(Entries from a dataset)
╔══
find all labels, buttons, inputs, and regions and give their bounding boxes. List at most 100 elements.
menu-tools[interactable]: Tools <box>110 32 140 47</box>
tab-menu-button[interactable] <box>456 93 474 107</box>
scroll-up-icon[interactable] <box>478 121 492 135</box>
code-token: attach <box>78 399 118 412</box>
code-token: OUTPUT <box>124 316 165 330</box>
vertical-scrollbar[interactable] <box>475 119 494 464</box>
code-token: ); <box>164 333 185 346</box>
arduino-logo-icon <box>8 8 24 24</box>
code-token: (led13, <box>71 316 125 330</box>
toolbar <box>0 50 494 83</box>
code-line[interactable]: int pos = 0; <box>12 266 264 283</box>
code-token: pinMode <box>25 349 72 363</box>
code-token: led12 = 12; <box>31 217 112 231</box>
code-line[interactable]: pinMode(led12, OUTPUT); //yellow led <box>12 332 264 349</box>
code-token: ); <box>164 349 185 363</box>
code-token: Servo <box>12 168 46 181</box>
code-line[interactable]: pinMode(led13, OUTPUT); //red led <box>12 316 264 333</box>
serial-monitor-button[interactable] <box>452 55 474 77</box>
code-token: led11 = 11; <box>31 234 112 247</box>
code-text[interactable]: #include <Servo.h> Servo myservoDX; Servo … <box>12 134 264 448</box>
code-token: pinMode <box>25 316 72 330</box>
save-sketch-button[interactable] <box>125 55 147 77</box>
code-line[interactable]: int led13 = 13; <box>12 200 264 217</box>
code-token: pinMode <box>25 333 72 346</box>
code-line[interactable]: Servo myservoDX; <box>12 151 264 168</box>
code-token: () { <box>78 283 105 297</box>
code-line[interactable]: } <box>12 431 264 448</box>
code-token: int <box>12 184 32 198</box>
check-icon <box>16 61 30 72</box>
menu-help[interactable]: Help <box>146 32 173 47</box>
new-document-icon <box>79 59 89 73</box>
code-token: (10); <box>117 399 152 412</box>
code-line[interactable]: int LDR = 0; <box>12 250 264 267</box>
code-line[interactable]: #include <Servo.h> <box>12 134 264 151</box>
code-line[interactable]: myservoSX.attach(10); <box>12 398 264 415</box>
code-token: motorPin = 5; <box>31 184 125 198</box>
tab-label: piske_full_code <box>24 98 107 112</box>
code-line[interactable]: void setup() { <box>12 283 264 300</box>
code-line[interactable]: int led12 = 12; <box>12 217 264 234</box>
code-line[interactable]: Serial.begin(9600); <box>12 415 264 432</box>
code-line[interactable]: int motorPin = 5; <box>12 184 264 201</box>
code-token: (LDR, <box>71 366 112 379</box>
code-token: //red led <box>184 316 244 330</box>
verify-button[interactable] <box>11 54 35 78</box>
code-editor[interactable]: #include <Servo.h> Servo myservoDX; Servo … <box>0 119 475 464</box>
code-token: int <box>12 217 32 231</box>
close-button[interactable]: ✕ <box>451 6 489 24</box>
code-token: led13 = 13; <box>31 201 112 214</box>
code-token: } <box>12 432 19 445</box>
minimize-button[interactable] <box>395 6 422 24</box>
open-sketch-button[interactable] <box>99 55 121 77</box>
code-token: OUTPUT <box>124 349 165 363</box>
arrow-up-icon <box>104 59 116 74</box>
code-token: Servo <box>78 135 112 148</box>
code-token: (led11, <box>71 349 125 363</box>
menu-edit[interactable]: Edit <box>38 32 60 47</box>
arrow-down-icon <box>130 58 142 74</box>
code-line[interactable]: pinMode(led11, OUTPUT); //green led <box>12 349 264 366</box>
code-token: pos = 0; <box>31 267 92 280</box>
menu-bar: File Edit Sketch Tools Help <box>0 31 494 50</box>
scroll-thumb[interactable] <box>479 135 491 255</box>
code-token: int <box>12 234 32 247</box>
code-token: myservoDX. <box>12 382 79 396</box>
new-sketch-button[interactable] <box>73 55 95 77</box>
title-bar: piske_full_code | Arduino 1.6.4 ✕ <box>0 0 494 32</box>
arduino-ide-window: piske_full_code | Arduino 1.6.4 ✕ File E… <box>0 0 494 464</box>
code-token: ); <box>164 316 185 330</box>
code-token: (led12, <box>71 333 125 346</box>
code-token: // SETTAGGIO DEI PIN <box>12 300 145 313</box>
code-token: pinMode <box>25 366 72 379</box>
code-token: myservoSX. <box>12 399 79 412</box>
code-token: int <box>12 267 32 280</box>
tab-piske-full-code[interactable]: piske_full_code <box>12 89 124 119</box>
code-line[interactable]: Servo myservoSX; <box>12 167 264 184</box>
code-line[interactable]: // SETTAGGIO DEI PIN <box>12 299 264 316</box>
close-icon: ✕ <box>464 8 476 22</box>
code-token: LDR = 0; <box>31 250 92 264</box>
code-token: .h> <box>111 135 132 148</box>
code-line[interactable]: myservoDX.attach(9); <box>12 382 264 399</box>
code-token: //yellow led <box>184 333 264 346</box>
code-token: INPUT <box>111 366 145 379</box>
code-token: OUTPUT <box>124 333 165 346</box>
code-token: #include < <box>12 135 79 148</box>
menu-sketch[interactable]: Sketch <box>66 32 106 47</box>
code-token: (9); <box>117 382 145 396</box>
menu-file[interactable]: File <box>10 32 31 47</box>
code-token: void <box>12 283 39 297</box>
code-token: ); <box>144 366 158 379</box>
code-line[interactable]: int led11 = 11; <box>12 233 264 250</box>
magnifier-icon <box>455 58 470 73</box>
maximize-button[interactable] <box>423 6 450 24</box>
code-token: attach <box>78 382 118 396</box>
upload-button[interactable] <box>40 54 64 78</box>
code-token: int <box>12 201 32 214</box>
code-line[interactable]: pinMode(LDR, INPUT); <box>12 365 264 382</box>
╚══
**GIVEN REQUEST:** Gather every line of the data above that contains the string "myservoDX", matching case exactly.

**EXERCISE RESPONSE:**
code-text[interactable]: #include <Servo.h> Servo myservoDX; Servo … <box>12 134 264 448</box>
code-line[interactable]: Servo myservoDX; <box>12 151 264 168</box>
code-editor[interactable]: #include <Servo.h> Servo myservoDX; Servo … <box>0 119 475 464</box>
code-token: myservoDX. <box>12 382 79 396</box>
code-line[interactable]: myservoDX.attach(9); <box>12 382 264 399</box>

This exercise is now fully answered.